Your objective
Your task is to print all of the material verbatim.

[Excerpts from a figure dataset]
----

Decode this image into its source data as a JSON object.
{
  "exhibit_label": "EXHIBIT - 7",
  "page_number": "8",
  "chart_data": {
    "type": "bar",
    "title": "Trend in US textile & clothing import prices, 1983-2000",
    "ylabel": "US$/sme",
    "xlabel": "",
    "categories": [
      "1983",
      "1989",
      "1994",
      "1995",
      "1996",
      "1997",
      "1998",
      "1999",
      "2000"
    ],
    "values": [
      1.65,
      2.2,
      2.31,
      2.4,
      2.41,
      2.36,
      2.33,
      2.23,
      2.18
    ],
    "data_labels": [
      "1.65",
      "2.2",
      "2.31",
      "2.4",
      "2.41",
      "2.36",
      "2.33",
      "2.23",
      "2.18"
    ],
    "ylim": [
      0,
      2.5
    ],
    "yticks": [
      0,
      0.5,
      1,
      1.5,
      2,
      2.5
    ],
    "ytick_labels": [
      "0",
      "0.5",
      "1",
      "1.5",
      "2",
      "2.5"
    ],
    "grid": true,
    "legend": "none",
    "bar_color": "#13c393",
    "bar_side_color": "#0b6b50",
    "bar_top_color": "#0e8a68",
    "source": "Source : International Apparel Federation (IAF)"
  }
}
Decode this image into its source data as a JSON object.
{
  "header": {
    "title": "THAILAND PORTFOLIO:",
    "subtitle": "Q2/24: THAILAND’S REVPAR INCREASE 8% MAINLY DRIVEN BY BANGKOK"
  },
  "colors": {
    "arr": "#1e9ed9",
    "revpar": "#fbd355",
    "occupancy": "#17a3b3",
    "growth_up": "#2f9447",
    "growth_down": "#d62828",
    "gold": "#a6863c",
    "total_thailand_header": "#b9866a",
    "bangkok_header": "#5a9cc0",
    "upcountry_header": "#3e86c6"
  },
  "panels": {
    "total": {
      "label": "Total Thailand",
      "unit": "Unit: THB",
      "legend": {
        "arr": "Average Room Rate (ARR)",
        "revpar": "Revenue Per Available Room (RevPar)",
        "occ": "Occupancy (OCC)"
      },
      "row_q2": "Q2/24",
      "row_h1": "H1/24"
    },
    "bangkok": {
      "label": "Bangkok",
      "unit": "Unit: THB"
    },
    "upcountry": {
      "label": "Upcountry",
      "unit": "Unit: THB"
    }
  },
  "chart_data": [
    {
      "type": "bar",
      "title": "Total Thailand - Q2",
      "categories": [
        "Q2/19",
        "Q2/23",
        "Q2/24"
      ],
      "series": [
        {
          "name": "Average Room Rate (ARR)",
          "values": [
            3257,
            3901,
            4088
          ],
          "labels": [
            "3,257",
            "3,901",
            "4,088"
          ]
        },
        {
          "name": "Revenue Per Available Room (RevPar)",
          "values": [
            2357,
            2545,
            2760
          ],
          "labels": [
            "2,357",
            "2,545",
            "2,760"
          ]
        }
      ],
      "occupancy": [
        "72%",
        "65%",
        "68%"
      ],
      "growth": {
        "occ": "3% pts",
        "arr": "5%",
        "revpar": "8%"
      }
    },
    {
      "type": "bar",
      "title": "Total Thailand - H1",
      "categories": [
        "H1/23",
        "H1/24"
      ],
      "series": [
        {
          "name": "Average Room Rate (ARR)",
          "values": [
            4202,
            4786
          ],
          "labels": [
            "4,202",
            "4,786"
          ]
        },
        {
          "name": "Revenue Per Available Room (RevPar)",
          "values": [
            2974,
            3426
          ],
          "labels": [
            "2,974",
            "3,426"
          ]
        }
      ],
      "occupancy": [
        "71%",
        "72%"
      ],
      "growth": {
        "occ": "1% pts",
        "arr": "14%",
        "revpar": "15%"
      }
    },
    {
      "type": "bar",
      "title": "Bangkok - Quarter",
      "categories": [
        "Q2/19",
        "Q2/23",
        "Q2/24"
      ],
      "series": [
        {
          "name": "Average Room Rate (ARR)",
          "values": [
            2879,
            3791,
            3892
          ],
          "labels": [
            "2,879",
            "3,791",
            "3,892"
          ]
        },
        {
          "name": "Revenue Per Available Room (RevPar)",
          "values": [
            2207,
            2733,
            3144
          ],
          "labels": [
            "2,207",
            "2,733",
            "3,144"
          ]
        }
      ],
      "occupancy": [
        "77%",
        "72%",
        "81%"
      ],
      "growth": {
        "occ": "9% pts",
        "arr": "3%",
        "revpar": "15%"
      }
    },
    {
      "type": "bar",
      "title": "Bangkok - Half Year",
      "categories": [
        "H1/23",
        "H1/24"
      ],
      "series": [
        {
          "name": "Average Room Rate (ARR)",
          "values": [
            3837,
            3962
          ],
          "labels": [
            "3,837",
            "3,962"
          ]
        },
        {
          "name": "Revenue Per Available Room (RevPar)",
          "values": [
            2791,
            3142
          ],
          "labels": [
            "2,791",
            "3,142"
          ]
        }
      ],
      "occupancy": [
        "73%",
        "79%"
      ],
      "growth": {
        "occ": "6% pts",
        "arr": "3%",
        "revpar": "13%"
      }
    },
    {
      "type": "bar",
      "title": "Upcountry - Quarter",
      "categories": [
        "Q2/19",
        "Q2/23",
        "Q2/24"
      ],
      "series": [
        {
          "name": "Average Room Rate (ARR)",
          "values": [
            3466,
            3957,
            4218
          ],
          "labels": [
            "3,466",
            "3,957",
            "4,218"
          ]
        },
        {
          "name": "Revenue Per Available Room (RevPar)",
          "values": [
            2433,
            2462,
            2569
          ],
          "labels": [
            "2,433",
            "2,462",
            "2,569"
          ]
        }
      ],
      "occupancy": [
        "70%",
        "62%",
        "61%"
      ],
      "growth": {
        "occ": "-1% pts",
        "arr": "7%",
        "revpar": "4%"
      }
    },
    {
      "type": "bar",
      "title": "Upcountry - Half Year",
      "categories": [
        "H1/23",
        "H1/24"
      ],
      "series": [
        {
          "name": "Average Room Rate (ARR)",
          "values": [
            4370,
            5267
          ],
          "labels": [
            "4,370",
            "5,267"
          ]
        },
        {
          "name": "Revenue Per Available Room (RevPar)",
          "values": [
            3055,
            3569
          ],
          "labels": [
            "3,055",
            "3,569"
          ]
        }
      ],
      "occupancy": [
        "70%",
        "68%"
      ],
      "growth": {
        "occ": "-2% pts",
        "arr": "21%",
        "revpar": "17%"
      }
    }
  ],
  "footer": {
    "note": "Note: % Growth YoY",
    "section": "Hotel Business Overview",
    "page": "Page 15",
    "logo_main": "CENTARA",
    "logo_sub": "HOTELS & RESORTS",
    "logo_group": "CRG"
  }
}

----

Expected output
Decode this image into its source data as a JSON object.
{
  "exhibit_label": "EXHIBIT - 7",
  "page_number": "8",
  "chart_data": {
    "type": "bar",
    "title": "Trend in US textile & clothing import prices, 1983-2000",
    "ylabel": "US$/sme",
    "xlabel": "",
    "categories": [
      "1983",
      "1989",
      "1994",
      "1995",
      "1996",
      "1997",
      "1998",
      "1999",
      "2000"
    ],
    "values": [
      1.65,
      2.2,
      2.31,
      2.4,
      2.41,
      2.36,
      2.33,
      2.23,
      2.18
    ],
    "data_labels": [
      "1.65",
      "2.2",
      "2.31",
      "2.4",
      "2.41",
      "2.36",
      "2.33",
      "2.23",
      "2.18"
    ],
    "ylim": [
      0,
      2.5
    ],
    "yticks": [
      0,
      0.5,
      1,
      1.5,
      2,
      2.5
    ],
    "ytick_labels": [
      "0",
      "0.5",
      "1",
      "1.5",
      "2",
      "2.5"
    ],
    "grid": true,
    "legend": "none",
    "bar_color": "#13c393",
    "bar_side_color": "#0b6b50",
    "bar_top_color": "#0e8a68",
    "source": "Source : International Apparel Federation (IAF)"
  }
}
Decode this image into its source data as a JSON object.
{
  "header": {
    "title": "THAILAND PORTFOLIO:",
    "subtitle": "Q2/24: THAILAND’S REVPAR INCREASE 8% MAINLY DRIVEN BY BANGKOK"
  },
  "colors": {
    "arr": "#1e9ed9",
    "revpar": "#fbd355",
    "occupancy": "#17a3b3",
    "growth_up": "#2f9447",
    "growth_down": "#d62828",
    "gold": "#a6863c",
    "total_thailand_header": "#b9866a",
    "bangkok_header": "#5a9cc0",
    "upcountry_header": "#3e86c6"
  },
  "panels": {
    "total": {
      "label": "Total Thailand",
      "unit": "Unit: THB",
      "legend": {
        "arr": "Average Room Rate (ARR)",
        "revpar": "Revenue Per Available Room (RevPar)",
        "occ": "Occupancy (OCC)"
      },
      "row_q2": "Q2/24",
      "row_h1": "H1/24"
    },
    "bangkok": {
      "label": "Bangkok",
      "unit": "Unit: THB"
    },
    "upcountry": {
      "label": "Upcountry",
      "unit": "Unit: THB"
    }
  },
  "chart_data": [
    {
      "type": "bar",
      "title": "Total Thailand - Q2",
      "categories": [
        "Q2/19",
        "Q2/23",
        "Q2/24"
      ],
      "series": [
        {
          "name": "Average Room Rate (ARR)",
          "values": [
            3257,
            3901,
            4088
          ],
          "labels": [
            "3,257",
            "3,901",
            "4,088"
          ]
        },
        {
          "name": "Revenue Per Available Room (RevPar)",
          "values": [
            2357,
            2545,
            2760
          ],
          "labels": [
            "2,357",
            "2,545",
            "2,760"
          ]
        }
      ],
      "occupancy": [
        "72%",
        "65%",
        "68%"
      ],
      "growth": {
        "occ": "3% pts",
        "arr": "5%",
        "revpar": "8%"
      }
    },
    {
      "type": "bar",
      "title": "Total Thailand - H1",
      "categories": [
        "H1/23",
        "H1/24"
      ],
      "series": [
        {
          "name": "Average Room Rate (ARR)",
          "values": [
            4202,
            4786
          ],
          "labels": [
            "4,202",
            "4,786"
          ]
        },
        {
          "name": "Revenue Per Available Room (RevPar)",
          "values": [
            2974,
            3426
          ],
          "labels": [
            "2,974",
            "3,426"
          ]
        }
      ],
      "occupancy": [
        "71%",
        "72%"
      ],
      "growth": {
        "occ": "1% pts",
        "arr": "14%",
        "revpar": "15%"
      }
    },
    {
      "type": "bar",
      "title": "Bangkok - Quarter",
      "categories": [
        "Q2/19",
        "Q2/23",
        "Q2/24"
      ],
      "series": [
        {
          "name": "Average Room Rate (ARR)",
          "values": [
            2879,
            3791,
            3892
          ],
          "labels": [
            "2,879",
            "3,791",
            "3,892"
          ]
        },
        {
          "name": "Revenue Per Available Room (RevPar)",
          "values": [
            2207,
            2733,
            3144
          ],
          "labels": [
            "2,207",
            "2,733",
            "3,144"
          ]
        }
      ],
      "occupancy": [
        "77%",
        "72%",
        "81%"
      ],
      "growth": {
        "occ": "9% pts",
        "arr": "3%",
        "revpar": "15%"
      }
    },
    {
      "type": "bar",
      "title": "Bangkok - Half Year",
      "categories": [
        "H1/23",
        "H1/24"
      ],
      "series": [
        {
          "name": "Average Room Rate (ARR)",
          "values": [
            3837,
            3962
          ],
          "labels": [
            "3,837",
            "3,962"
          ]
        },
        {
          "name": "Revenue Per Available Room (RevPar)",
          "values": [
            2791,
            3142
          ],
          "labels": [
            "2,791",
            "3,142"
          ]
        }
      ],
      "occupancy": [
        "73%",
        "79%"
      ],
      "growth": {
        "occ": "6% pts",
        "arr": "3%",
        "revpar": "13%"
      }
    },
    {
      "type": "bar",
      "title": "Upcountry - Quarter",
      "categories": [
        "Q2/19",
        "Q2/23",
        "Q2/24"
      ],
      "series": [
        {
          "name": "Average Room Rate (ARR)",
          "values": [
            3466,
            3957,
            4218
          ],
          "labels": [
            "3,466",
            "3,957",
            "4,218"
          ]
        },
        {
          "name": "Revenue Per Available Room (RevPar)",
          "values": [
            2433,
            2462,
            2569
          ],
          "labels": [
            "2,433",
            "2,462",
            "2,569"
          ]
        }
      ],
      "occupancy": [
        "70%",
        "62%",
        "61%"
      ],
      "growth": {
        "occ": "-1% pts",
        "arr": "7%",
        "revpar": "4%"
      }
    },
    {
      "type": "bar",
      "title": "Upcountry - Half Year",
      "categories": [
        "H1/23",
        "H1/24"
      ],
      "series": [
        {
          "name": "Average Room Rate (ARR)",
          "values": [
            4370,
            5267
          ],
          "labels": [
            "4,370",
            "5,267"
          ]
        },
        {
          "name": "Revenue Per Available Room (RevPar)",
          "values": [
            3055,
            3569
          ],
          "labels": [
            "3,055",
            "3,569"
          ]
        }
      ],
      "occupancy": [
        "70%",
        "68%"
      ],
      "growth": {
        "occ": "-2% pts",
        "arr": "21%",
        "revpar": "17%"
      }
    }
  ],
  "footer": {
    "note": "Note: % Growth YoY",
    "section": "Hotel Business Overview",
    "page": "Page 15",
    "logo_main": "CENTARA",
    "logo_sub": "HOTELS & RESORTS",
    "logo_group": "CRG"
  }
}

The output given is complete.